◆ **INSTRUCTIONS TO FOLLOW**: Pictures stay out of the copy; restate everything else in the material exactly.

● ● ●

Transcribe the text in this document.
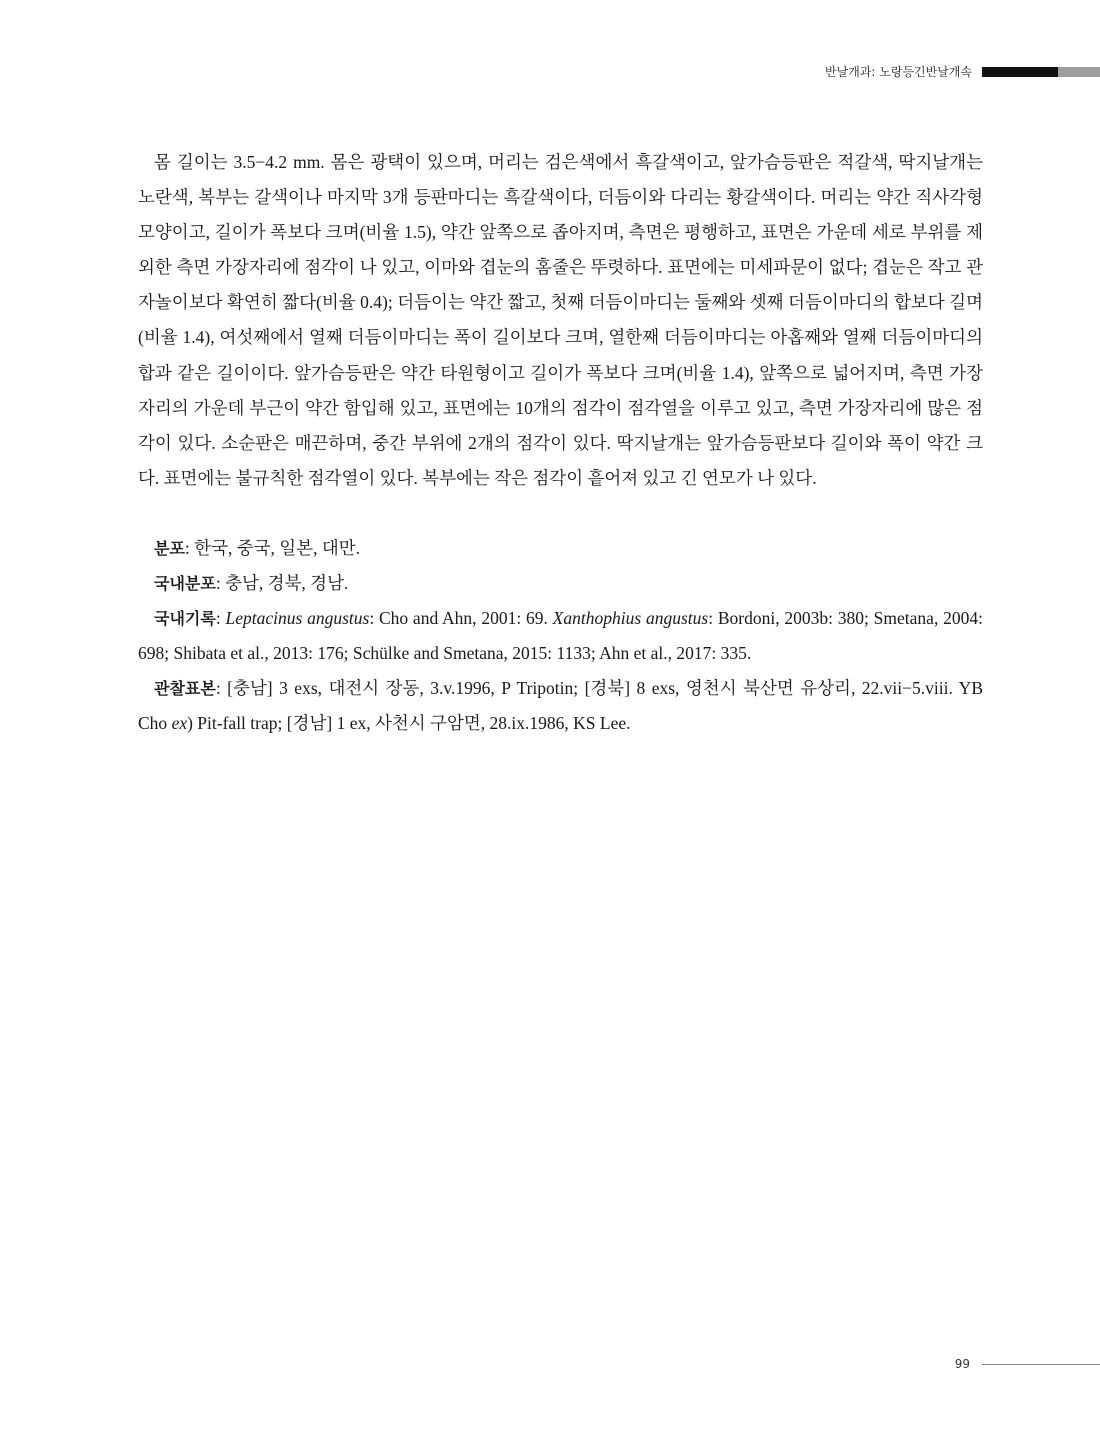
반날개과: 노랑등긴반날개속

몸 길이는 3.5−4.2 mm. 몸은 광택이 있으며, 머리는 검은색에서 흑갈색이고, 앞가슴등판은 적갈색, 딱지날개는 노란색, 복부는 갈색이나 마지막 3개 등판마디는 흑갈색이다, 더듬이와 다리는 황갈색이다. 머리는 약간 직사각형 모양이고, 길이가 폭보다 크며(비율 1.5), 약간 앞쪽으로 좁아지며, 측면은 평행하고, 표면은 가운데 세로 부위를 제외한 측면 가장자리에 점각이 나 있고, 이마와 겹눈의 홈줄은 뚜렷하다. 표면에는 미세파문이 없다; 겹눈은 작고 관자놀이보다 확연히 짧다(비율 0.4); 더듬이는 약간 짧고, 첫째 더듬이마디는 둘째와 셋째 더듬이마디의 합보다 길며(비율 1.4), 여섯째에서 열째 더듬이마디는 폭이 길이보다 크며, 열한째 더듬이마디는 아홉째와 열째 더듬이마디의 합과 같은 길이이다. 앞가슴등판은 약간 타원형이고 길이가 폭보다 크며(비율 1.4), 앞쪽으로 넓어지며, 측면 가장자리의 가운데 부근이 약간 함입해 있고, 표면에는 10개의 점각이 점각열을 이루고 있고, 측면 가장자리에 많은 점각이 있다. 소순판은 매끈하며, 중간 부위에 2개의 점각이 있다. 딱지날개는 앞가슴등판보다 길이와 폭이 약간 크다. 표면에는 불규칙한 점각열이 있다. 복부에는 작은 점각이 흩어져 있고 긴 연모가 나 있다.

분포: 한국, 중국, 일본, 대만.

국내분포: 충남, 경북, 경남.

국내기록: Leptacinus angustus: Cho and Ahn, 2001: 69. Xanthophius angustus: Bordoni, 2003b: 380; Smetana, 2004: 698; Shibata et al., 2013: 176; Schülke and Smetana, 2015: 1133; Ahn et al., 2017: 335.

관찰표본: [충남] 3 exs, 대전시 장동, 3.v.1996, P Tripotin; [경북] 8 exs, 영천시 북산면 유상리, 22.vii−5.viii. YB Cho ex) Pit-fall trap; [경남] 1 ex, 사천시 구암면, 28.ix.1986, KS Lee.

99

● ● ●

◆ **TASK RESULT**:
Transcribe the text in this document.
반날개과: 노랑등긴반날개속

몸 길이는 3.5−4.2 mm. 몸은 광택이 있으며, 머리는 검은색에서 흑갈색이고, 앞가슴등판은 적갈색, 딱지날개는 노란색, 복부는 갈색이나 마지막 3개 등판마디는 흑갈색이다, 더듬이와 다리는 황갈색이다. 머리는 약간 직사각형 모양이고, 길이가 폭보다 크며(비율 1.5), 약간 앞쪽으로 좁아지며, 측면은 평행하고, 표면은 가운데 세로 부위를 제외한 측면 가장자리에 점각이 나 있고, 이마와 겹눈의 홈줄은 뚜렷하다. 표면에는 미세파문이 없다; 겹눈은 작고 관자놀이보다 확연히 짧다(비율 0.4); 더듬이는 약간 짧고, 첫째 더듬이마디는 둘째와 셋째 더듬이마디의 합보다 길며(비율 1.4), 여섯째에서 열째 더듬이마디는 폭이 길이보다 크며, 열한째 더듬이마디는 아홉째와 열째 더듬이마디의 합과 같은 길이이다. 앞가슴등판은 약간 타원형이고 길이가 폭보다 크며(비율 1.4), 앞쪽으로 넓어지며, 측면 가장자리의 가운데 부근이 약간 함입해 있고, 표면에는 10개의 점각이 점각열을 이루고 있고, 측면 가장자리에 많은 점각이 있다. 소순판은 매끈하며, 중간 부위에 2개의 점각이 있다. 딱지날개는 앞가슴등판보다 길이와 폭이 약간 크다. 표면에는 불규칙한 점각열이 있다. 복부에는 작은 점각이 흩어져 있고 긴 연모가 나 있다.

분포: 한국, 중국, 일본, 대만.

국내분포: 충남, 경북, 경남.

국내기록: Leptacinus angustus: Cho and Ahn, 2001: 69. Xanthophius angustus: Bordoni, 2003b: 380; Smetana, 2004: 698; Shibata et al., 2013: 176; Schülke and Smetana, 2015: 1133; Ahn et al., 2017: 335.

관찰표본: [충남] 3 exs, 대전시 장동, 3.v.1996, P Tripotin; [경북] 8 exs, 영천시 북산면 유상리, 22.vii−5.viii. YB Cho ex) Pit-fall trap; [경남] 1 ex, 사천시 구암면, 28.ix.1986, KS Lee.

99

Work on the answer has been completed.